» **Your instructions**: Output the material word for word. Leave each picture out.

» **Materials provided**:
□ □ □ □ □

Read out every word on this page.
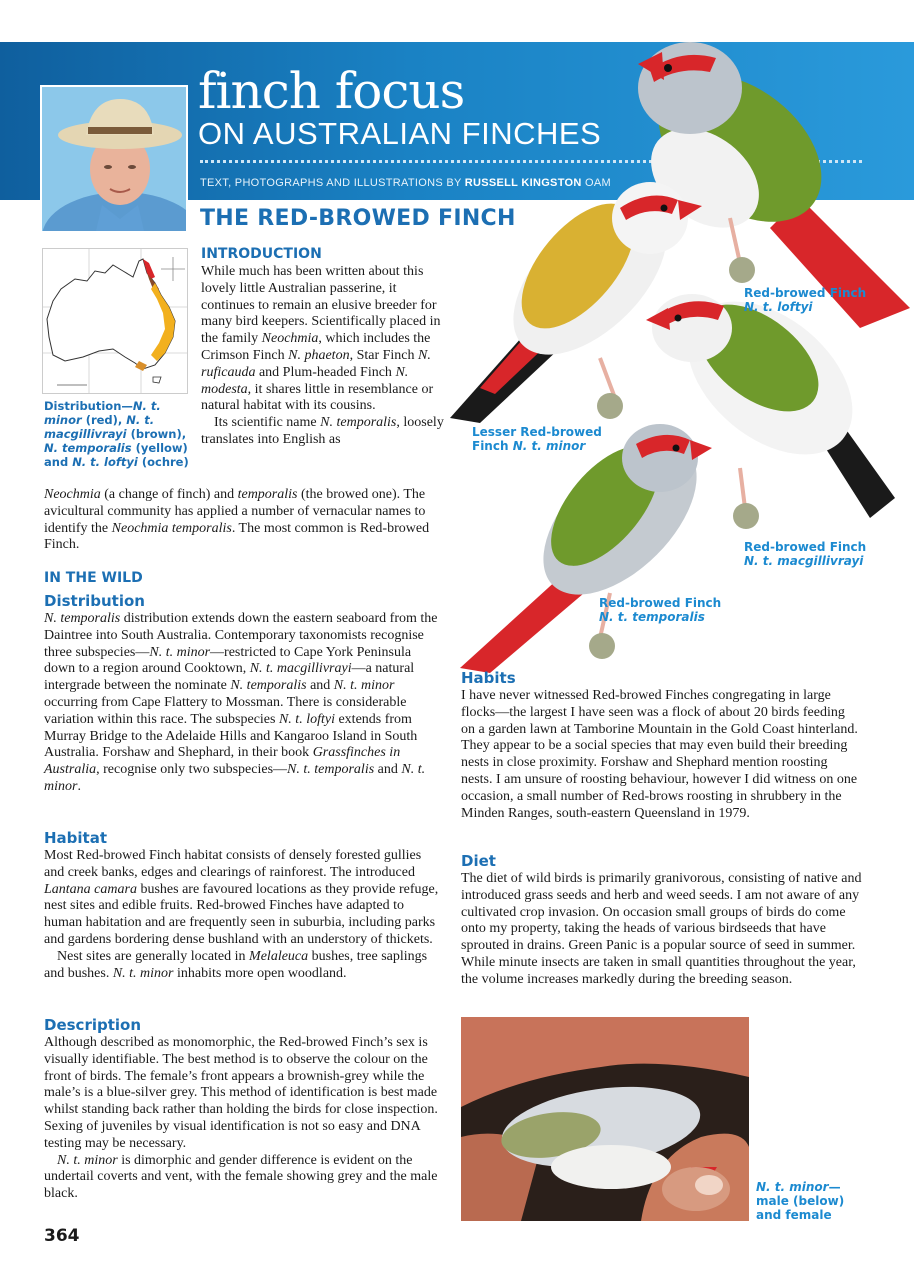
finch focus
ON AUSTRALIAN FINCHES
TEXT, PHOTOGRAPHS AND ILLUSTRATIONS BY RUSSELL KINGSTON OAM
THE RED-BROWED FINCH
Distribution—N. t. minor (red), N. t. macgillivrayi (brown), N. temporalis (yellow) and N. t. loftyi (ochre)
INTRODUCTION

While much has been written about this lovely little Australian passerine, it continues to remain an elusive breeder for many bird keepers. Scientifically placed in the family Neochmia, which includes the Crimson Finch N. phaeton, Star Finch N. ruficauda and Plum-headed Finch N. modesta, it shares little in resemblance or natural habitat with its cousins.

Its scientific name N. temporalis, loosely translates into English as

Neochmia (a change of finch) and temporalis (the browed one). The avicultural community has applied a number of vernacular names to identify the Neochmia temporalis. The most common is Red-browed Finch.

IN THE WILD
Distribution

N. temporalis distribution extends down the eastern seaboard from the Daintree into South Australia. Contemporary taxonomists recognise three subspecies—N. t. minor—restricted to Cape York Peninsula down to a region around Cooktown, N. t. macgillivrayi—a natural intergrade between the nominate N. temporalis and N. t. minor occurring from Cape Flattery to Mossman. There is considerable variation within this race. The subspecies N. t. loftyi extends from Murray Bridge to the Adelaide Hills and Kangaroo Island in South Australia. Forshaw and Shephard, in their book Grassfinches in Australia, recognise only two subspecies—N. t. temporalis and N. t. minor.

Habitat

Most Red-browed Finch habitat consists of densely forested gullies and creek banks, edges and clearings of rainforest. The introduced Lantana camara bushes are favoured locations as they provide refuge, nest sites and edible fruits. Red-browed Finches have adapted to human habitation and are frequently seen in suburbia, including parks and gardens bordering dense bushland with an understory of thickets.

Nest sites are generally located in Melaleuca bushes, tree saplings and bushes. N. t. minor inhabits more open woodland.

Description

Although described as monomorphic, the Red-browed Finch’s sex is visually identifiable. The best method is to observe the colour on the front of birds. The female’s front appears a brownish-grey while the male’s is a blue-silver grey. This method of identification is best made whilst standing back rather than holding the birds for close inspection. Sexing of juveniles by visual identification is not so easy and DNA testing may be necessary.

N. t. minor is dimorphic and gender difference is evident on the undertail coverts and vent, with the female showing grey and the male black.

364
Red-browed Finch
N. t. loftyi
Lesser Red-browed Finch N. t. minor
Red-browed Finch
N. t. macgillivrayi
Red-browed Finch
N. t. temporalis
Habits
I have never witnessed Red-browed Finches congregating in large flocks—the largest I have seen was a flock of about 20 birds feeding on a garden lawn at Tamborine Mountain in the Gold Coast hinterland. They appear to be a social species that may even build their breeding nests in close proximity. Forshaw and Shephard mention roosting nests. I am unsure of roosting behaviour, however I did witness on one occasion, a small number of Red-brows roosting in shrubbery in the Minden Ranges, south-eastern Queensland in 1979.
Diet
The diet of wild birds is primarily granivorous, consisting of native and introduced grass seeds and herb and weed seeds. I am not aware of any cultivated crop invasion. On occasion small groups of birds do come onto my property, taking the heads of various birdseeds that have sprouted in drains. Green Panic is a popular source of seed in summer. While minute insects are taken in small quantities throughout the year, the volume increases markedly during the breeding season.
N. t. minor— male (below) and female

□ □ □ □ □

» **Exercise solution**:
Read out every word on this page.
finch focus
ON AUSTRALIAN FINCHES
TEXT, PHOTOGRAPHS AND ILLUSTRATIONS BY RUSSELL KINGSTON OAM
THE RED-BROWED FINCH
Distribution—N. t. minor (red), N. t. macgillivrayi (brown), N. temporalis (yellow) and N. t. loftyi (ochre)
INTRODUCTION

While much has been written about this lovely little Australian passerine, it continues to remain an elusive breeder for many bird keepers. Scientifically placed in the family Neochmia, which includes the Crimson Finch N. phaeton, Star Finch N. ruficauda and Plum-headed Finch N. modesta, it shares little in resemblance or natural habitat with its cousins.

Its scientific name N. temporalis, loosely translates into English as

Neochmia (a change of finch) and temporalis (the browed one). The avicultural community has applied a number of vernacular names to identify the Neochmia temporalis. The most common is Red-browed Finch.

IN THE WILD
Distribution

N. temporalis distribution extends down the eastern seaboard from the Daintree into South Australia. Contemporary taxonomists recognise three subspecies—N. t. minor—restricted to Cape York Peninsula down to a region around Cooktown, N. t. macgillivrayi—a natural intergrade between the nominate N. temporalis and N. t. minor occurring from Cape Flattery to Mossman. There is considerable variation within this race. The subspecies N. t. loftyi extends from Murray Bridge to the Adelaide Hills and Kangaroo Island in South Australia. Forshaw and Shephard, in their book Grassfinches in Australia, recognise only two subspecies—N. t. temporalis and N. t. minor.

Habitat

Most Red-browed Finch habitat consists of densely forested gullies and creek banks, edges and clearings of rainforest. The introduced Lantana camara bushes are favoured locations as they provide refuge, nest sites and edible fruits. Red-browed Finches have adapted to human habitation and are frequently seen in suburbia, including parks and gardens bordering dense bushland with an understory of thickets.

Nest sites are generally located in Melaleuca bushes, tree saplings and bushes. N. t. minor inhabits more open woodland.

Description

Although described as monomorphic, the Red-browed Finch’s sex is visually identifiable. The best method is to observe the colour on the front of birds. The female’s front appears a brownish-grey while the male’s is a blue-silver grey. This method of identification is best made whilst standing back rather than holding the birds for close inspection. Sexing of juveniles by visual identification is not so easy and DNA testing may be necessary.

N. t. minor is dimorphic and gender difference is evident on the undertail coverts and vent, with the female showing grey and the male black.

364
Red-browed Finch
N. t. loftyi
Lesser Red-browed Finch N. t. minor
Red-browed Finch
N. t. macgillivrayi
Red-browed Finch
N. t. temporalis
Habits
I have never witnessed Red-browed Finches congregating in large flocks—the largest I have seen was a flock of about 20 birds feeding on a garden lawn at Tamborine Mountain in the Gold Coast hinterland. They appear to be a social species that may even build their breeding nests in close proximity. Forshaw and Shephard mention roosting nests. I am unsure of roosting behaviour, however I did witness on one occasion, a small number of Red-brows roosting in shrubbery in the Minden Ranges, south-eastern Queensland in 1979.
Diet
The diet of wild birds is primarily granivorous, consisting of native and introduced grass seeds and herb and weed seeds. I am not aware of any cultivated crop invasion. On occasion small groups of birds do come onto my property, taking the heads of various birdseeds that have sprouted in drains. Green Panic is a popular source of seed in summer. While minute insects are taken in small quantities throughout the year, the volume increases markedly during the breeding season.
N. t. minor— male (below) and female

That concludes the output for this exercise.